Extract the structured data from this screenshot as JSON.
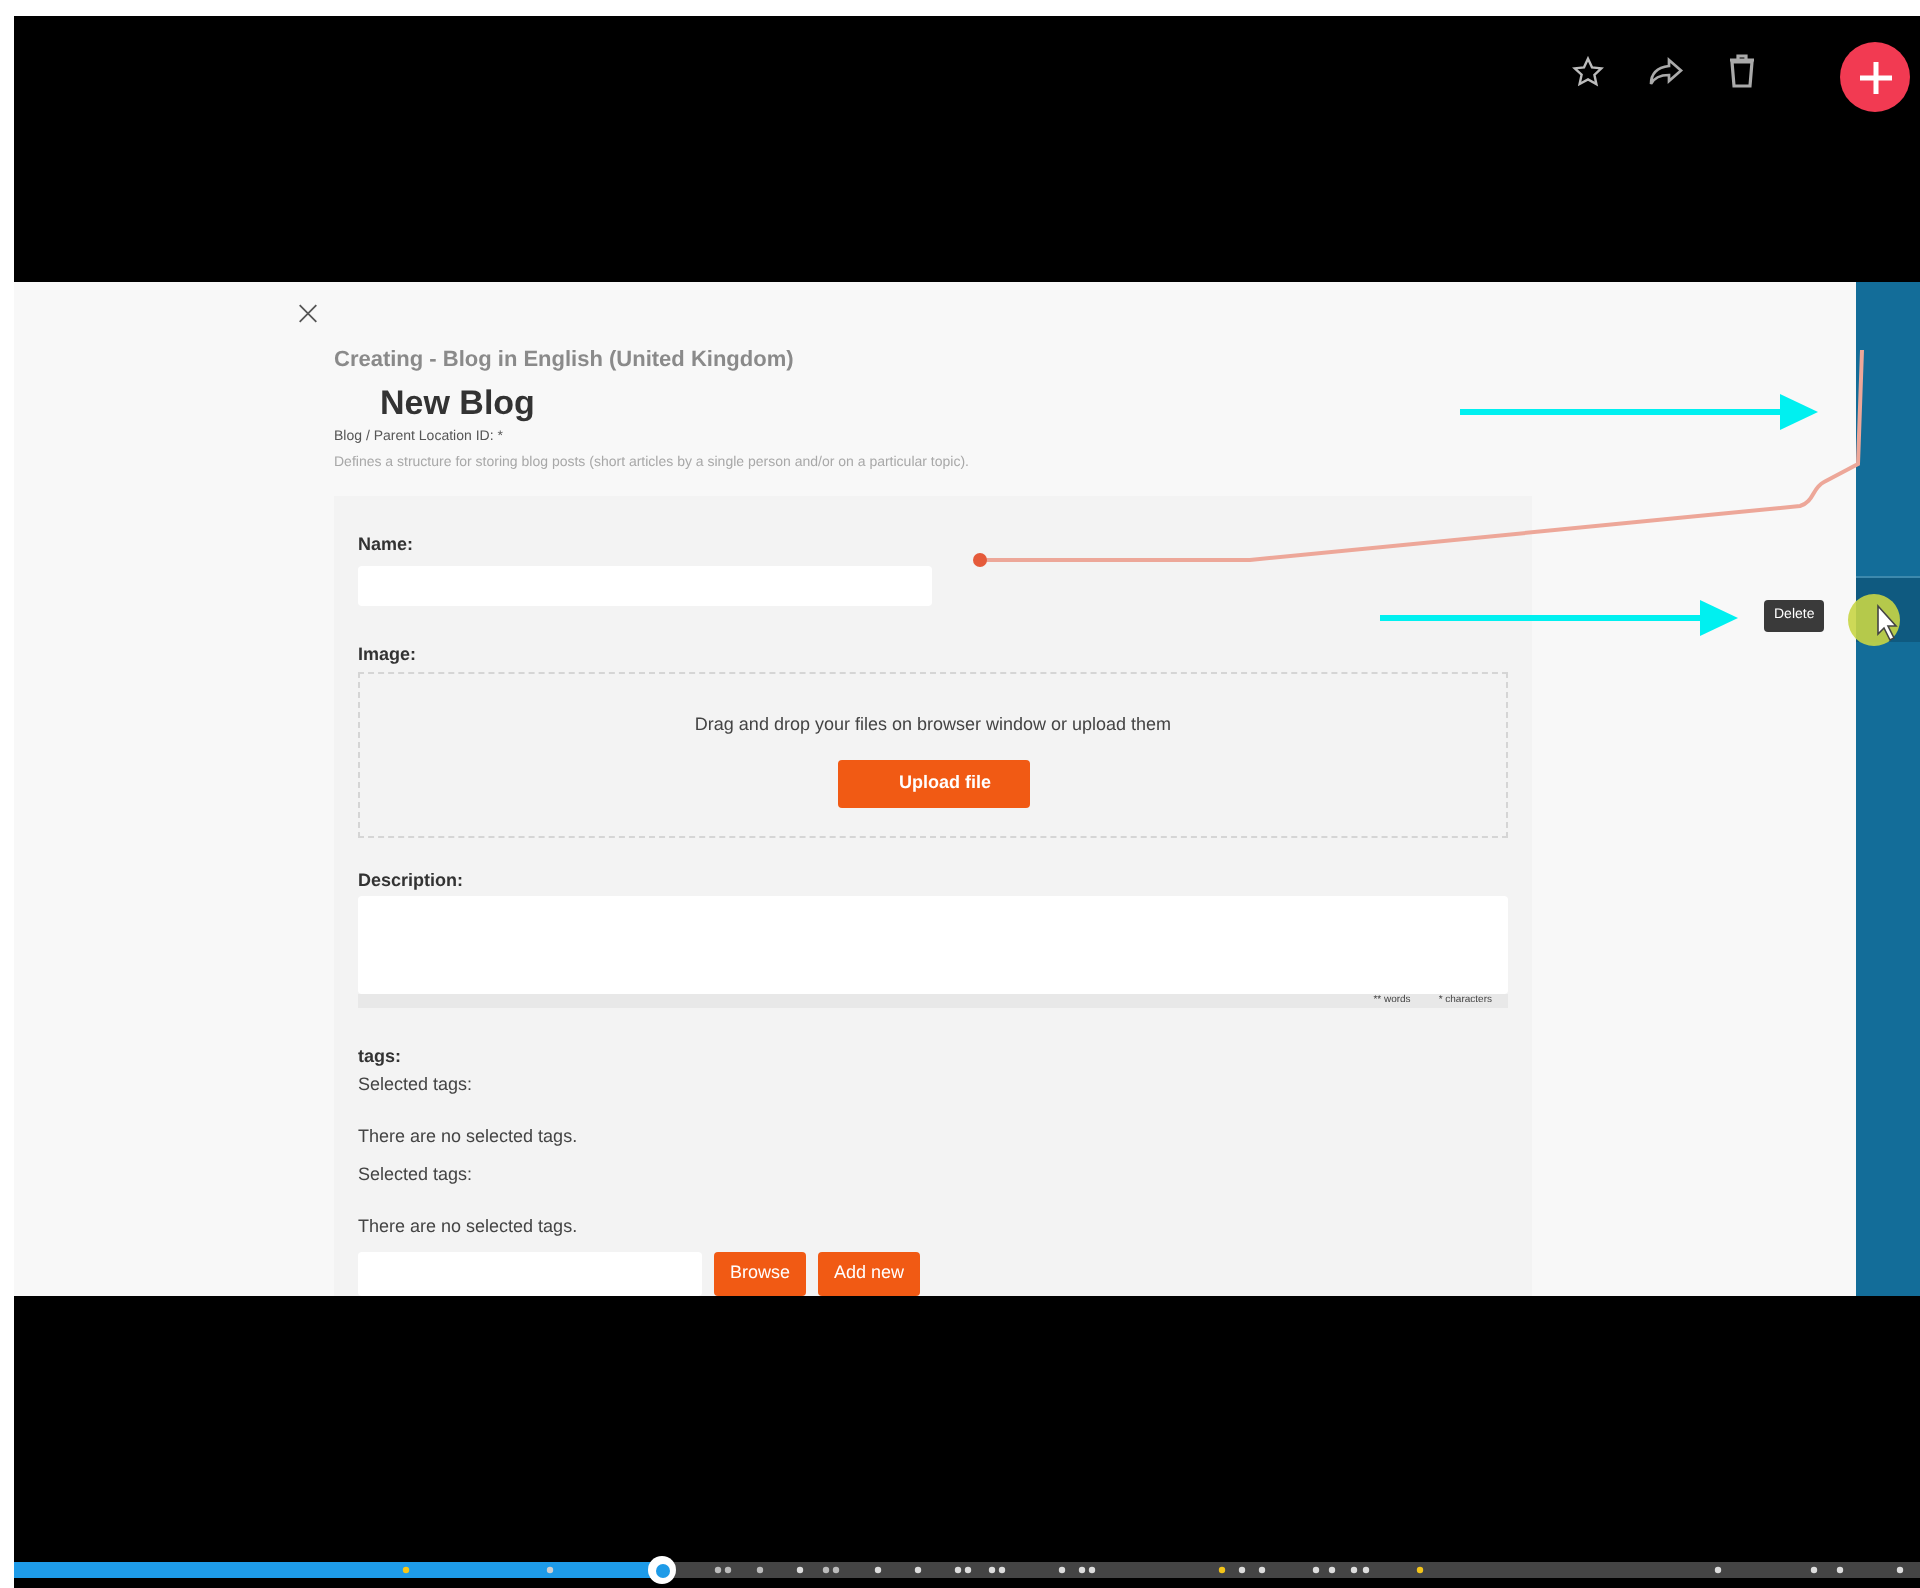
{
  "video_frame": {
    "header": {
      "subtitle": "Creating - Blog in English (United Kingdom)",
      "title": "New Blog",
      "location_label": "Blog / Parent Location ID: *",
      "description": "Defines a structure for storing blog posts (short articles by a single person and/or on a particular topic)."
    },
    "form": {
      "name_label": "Name:",
      "image_label": "Image:",
      "dropzone_text": "Drag and drop your files on browser window or upload them",
      "upload_button": "Upload file",
      "description_label": "Description:",
      "word_count": "** words",
      "char_count": "* characters",
      "tags_label": "tags:",
      "tag_groups": [
        {
          "label": "Selected tags:",
          "empty_text": "There are no selected tags."
        },
        {
          "label": "Selected tags:",
          "empty_text": "There are no selected tags."
        }
      ],
      "tag_buttons": [
        "Browse",
        "Add new"
      ]
    },
    "tooltip": "Delete"
  },
  "progress": {
    "level": 0.34
  }
}
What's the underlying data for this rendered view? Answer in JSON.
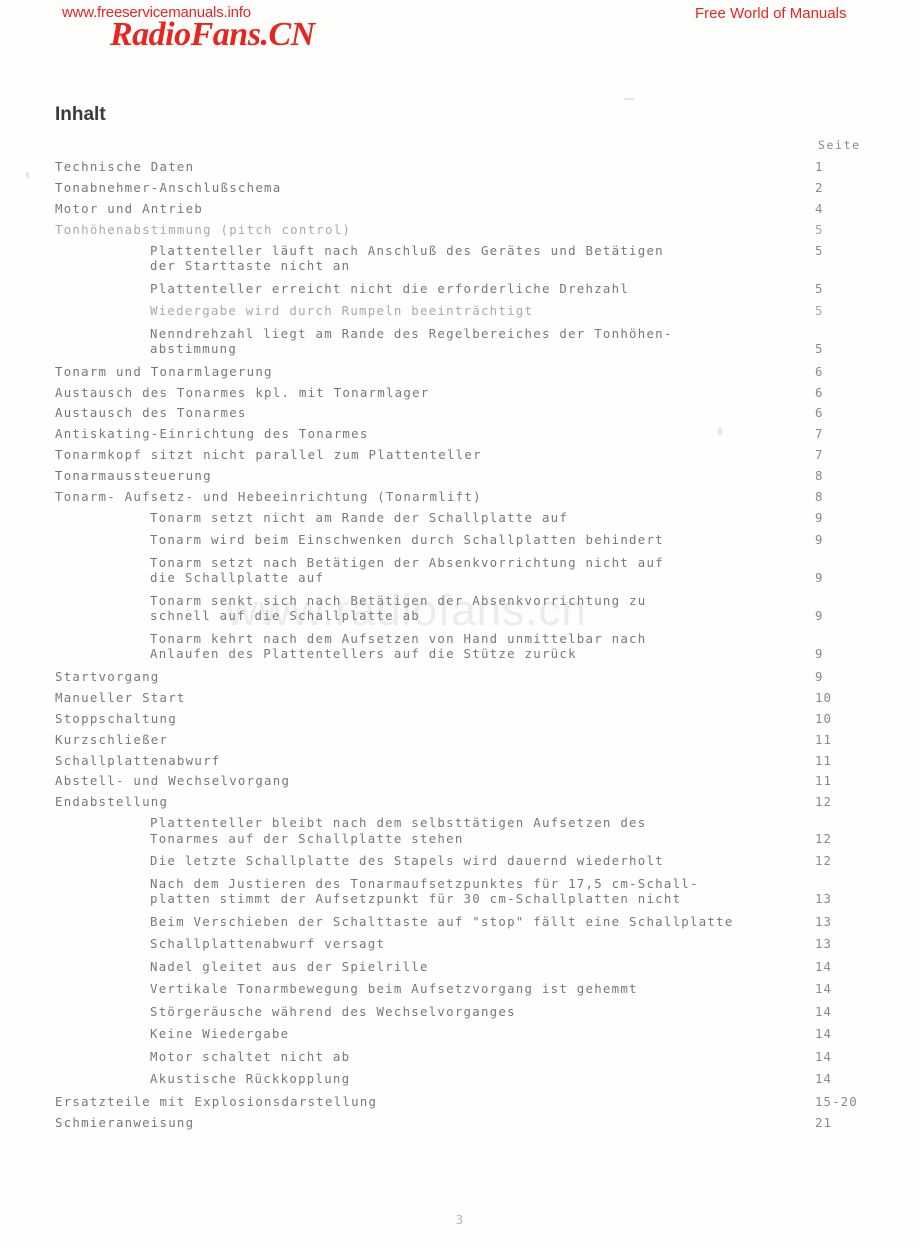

******

Using the material above, retype each entry exactly and omit the pictures.

*Result for this exercise*
Extract the structured data from this screenshot as JSON.
{
  "video_frame": {
    "header": {
      "subtitle": "Creating - Blog in English (United Kingdom)",
      "title": "New Blog",
      "location_label": "Blog / Parent Location ID: *",
      "description": "Defines a structure for storing blog posts (short articles by a single person and/or on a particular topic)."
    },
    "form": {
      "name_label": "Name:",
      "image_label": "Image:",
      "dropzone_text": "Drag and drop your files on browser window or upload them",
      "upload_button": "Upload file",
      "description_label": "Description:",
      "word_count": "** words",
      "char_count": "* characters",
      "tags_label": "tags:",
      "tag_groups": [
        {
          "label": "Selected tags:",
          "empty_text": "There are no selected tags."
        },
        {
          "label": "Selected tags:",
          "empty_text": "There are no selected tags."
        }
      ],
      "tag_buttons": [
        "Browse",
        "Add new"
      ]
    },
    "tooltip": "Delete"
  },
  "progress": {
    "level": 0.34
  }
}
What's the underlying data for this rendered view? Answer in JSON.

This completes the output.